Stored data:
==*==
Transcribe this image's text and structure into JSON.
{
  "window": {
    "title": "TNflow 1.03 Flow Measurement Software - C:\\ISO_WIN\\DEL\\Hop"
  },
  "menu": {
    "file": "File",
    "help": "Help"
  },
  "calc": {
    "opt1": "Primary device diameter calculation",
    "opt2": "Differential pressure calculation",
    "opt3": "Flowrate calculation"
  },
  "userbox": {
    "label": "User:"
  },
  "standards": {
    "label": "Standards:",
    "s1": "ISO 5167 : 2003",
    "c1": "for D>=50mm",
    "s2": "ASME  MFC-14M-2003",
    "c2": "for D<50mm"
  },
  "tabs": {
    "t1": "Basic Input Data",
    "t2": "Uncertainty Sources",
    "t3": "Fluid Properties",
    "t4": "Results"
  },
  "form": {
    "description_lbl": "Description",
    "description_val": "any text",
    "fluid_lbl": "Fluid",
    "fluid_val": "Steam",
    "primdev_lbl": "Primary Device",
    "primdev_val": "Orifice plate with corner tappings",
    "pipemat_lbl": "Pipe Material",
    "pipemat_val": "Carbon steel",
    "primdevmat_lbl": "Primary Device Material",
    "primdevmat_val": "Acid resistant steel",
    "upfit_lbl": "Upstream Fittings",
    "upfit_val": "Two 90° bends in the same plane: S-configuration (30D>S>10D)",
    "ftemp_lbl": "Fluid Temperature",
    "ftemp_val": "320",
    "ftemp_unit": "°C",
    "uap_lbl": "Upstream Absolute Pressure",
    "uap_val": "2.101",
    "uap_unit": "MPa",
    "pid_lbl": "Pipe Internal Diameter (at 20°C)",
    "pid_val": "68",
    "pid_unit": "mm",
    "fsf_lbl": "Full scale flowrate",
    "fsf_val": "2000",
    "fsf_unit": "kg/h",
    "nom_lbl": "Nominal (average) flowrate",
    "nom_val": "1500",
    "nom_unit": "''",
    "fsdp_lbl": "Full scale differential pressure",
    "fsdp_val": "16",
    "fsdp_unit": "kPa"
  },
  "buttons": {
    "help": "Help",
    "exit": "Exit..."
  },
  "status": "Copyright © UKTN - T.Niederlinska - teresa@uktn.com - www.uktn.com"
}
==*==
» **STATED GOAL**
Each line that has the word "Upstream" should be copied.

» **CORRECT RESULT**
    "upfit_lbl": "Upstream Fittings",
    "uap_lbl": "Upstream Absolute Pressure",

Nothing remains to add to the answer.